#### [Records provided]
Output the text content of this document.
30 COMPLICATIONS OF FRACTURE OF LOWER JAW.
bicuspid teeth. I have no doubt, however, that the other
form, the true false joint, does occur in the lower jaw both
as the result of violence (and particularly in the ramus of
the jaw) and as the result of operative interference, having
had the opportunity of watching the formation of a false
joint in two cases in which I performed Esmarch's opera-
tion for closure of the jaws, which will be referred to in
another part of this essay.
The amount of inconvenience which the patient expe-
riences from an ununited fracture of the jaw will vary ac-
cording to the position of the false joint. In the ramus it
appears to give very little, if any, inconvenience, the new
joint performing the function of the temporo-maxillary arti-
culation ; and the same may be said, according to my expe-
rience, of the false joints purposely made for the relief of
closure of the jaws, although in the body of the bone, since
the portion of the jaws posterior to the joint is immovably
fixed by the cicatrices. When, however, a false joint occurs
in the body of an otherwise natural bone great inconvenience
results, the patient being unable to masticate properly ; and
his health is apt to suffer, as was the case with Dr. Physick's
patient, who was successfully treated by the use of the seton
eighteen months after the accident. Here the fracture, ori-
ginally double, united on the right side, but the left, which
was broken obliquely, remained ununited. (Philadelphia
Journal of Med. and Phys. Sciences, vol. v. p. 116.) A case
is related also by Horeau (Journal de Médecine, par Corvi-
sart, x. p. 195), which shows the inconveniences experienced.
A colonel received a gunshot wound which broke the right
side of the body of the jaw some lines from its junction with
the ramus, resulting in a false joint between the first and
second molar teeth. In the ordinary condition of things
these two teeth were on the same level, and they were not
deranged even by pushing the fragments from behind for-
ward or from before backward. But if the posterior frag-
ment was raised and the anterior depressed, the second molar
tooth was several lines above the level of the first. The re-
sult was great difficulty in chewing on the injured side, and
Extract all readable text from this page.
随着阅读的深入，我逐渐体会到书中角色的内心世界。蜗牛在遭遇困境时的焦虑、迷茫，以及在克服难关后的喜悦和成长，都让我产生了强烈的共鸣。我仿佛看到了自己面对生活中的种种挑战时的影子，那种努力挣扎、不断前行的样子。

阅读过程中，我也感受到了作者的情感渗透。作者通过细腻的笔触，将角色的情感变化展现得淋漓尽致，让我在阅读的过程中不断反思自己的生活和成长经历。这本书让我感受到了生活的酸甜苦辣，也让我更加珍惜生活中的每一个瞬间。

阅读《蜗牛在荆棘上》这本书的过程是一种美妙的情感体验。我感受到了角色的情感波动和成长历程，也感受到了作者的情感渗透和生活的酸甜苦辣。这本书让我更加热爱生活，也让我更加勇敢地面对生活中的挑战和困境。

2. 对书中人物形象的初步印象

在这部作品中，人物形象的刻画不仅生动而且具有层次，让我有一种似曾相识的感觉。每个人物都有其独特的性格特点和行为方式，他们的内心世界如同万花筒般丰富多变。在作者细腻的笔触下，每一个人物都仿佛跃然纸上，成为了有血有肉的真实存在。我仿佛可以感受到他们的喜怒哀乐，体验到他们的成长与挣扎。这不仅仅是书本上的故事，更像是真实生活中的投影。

#### [Written exercise]
Repeat only what runs from the line holding "Extract all readable text from this page." to the end of the data, keeping every line exactly as written, first and last included.

#### [Answer to the problem]
Extract all readable text from this page.
随着阅读的深入，我逐渐体会到书中角色的内心世界。蜗牛在遭遇困境时的焦虑、迷茫，以及在克服难关后的喜悦和成长，都让我产生了强烈的共鸣。我仿佛看到了自己面对生活中的种种挑战时的影子，那种努力挣扎、不断前行的样子。

阅读过程中，我也感受到了作者的情感渗透。作者通过细腻的笔触，将角色的情感变化展现得淋漓尽致，让我在阅读的过程中不断反思自己的生活和成长经历。这本书让我感受到了生活的酸甜苦辣，也让我更加珍惜生活中的每一个瞬间。

阅读《蜗牛在荆棘上》这本书的过程是一种美妙的情感体验。我感受到了角色的情感波动和成长历程，也感受到了作者的情感渗透和生活的酸甜苦辣。这本书让我更加热爱生活，也让我更加勇敢地面对生活中的挑战和困境。

2. 对书中人物形象的初步印象

在这部作品中，人物形象的刻画不仅生动而且具有层次，让我有一种似曾相识的感觉。每个人物都有其独特的性格特点和行为方式，他们的内心世界如同万花筒般丰富多变。在作者细腻的笔触下，每一个人物都仿佛跃然纸上，成为了有血有肉的真实存在。我仿佛可以感受到他们的喜怒哀乐，体验到他们的成长与挣扎。这不仅仅是书本上的故事，更像是真实生活中的投影。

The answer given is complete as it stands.